:: The problem ::
Copy each line exactly. Leave nothing out.

:: Data shown ::
####################

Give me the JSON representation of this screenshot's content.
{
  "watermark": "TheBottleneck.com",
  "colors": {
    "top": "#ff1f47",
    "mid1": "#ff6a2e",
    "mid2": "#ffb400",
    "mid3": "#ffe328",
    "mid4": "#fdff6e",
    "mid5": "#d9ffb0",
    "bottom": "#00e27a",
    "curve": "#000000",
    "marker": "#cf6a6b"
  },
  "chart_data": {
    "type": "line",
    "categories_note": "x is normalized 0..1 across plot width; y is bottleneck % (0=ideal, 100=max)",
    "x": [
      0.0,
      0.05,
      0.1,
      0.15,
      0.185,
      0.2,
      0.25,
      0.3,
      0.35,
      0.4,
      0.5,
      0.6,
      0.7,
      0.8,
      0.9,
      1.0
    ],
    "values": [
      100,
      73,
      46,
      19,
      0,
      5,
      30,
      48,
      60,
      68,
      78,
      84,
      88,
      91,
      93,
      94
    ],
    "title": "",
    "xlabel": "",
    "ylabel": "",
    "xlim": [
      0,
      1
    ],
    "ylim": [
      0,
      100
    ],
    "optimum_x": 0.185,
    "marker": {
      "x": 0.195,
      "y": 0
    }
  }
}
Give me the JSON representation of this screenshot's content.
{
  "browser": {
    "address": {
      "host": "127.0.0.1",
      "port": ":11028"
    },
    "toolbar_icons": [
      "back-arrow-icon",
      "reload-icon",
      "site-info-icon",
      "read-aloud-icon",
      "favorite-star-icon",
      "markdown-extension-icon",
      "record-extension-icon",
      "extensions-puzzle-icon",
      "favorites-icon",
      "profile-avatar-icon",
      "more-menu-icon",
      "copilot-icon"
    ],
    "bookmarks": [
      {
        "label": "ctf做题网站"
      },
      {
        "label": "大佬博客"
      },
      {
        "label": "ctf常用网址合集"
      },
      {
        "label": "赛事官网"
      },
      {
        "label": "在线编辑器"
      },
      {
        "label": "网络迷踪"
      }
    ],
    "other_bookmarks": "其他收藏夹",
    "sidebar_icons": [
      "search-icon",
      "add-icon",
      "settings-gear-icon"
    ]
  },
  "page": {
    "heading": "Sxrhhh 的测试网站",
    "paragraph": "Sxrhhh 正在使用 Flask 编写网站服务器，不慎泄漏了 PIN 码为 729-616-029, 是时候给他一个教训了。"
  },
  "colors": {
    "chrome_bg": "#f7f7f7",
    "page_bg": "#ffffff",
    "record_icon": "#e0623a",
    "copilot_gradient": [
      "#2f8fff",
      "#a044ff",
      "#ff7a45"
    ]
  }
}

####################

:: The response ::
Give me the JSON representation of this screenshot's content.
{
  "watermark": "TheBottleneck.com",
  "colors": {
    "top": "#ff1f47",
    "mid1": "#ff6a2e",
    "mid2": "#ffb400",
    "mid3": "#ffe328",
    "mid4": "#fdff6e",
    "mid5": "#d9ffb0",
    "bottom": "#00e27a",
    "curve": "#000000",
    "marker": "#cf6a6b"
  },
  "chart_data": {
    "type": "line",
    "categories_note": "x is normalized 0..1 across plot width; y is bottleneck % (0=ideal, 100=max)",
    "x": [
      0.0,
      0.05,
      0.1,
      0.15,
      0.185,
      0.2,
      0.25,
      0.3,
      0.35,
      0.4,
      0.5,
      0.6,
      0.7,
      0.8,
      0.9,
      1.0
    ],
    "values": [
      100,
      73,
      46,
      19,
      0,
      5,
      30,
      48,
      60,
      68,
      78,
      84,
      88,
      91,
      93,
      94
    ],
    "title": "",
    "xlabel": "",
    "ylabel": "",
    "xlim": [
      0,
      1
    ],
    "ylim": [
      0,
      100
    ],
    "optimum_x": 0.185,
    "marker": {
      "x": 0.195,
      "y": 0
    }
  }
}
Give me the JSON representation of this screenshot's content.
{
  "browser": {
    "address": {
      "host": "127.0.0.1",
      "port": ":11028"
    },
    "toolbar_icons": [
      "back-arrow-icon",
      "reload-icon",
      "site-info-icon",
      "read-aloud-icon",
      "favorite-star-icon",
      "markdown-extension-icon",
      "record-extension-icon",
      "extensions-puzzle-icon",
      "favorites-icon",
      "profile-avatar-icon",
      "more-menu-icon",
      "copilot-icon"
    ],
    "bookmarks": [
      {
        "label": "ctf做题网站"
      },
      {
        "label": "大佬博客"
      },
      {
        "label": "ctf常用网址合集"
      },
      {
        "label": "赛事官网"
      },
      {
        "label": "在线编辑器"
      },
      {
        "label": "网络迷踪"
      }
    ],
    "other_bookmarks": "其他收藏夹",
    "sidebar_icons": [
      "search-icon",
      "add-icon",
      "settings-gear-icon"
    ]
  },
  "page": {
    "heading": "Sxrhhh 的测试网站",
    "paragraph": "Sxrhhh 正在使用 Flask 编写网站服务器，不慎泄漏了 PIN 码为 729-616-029, 是时候给他一个教训了。"
  },
  "colors": {
    "chrome_bg": "#f7f7f7",
    "page_bg": "#ffffff",
    "record_icon": "#e0623a",
    "copilot_gradient": [
      "#2f8fff",
      "#a044ff",
      "#ff7a45"
    ]
  }
}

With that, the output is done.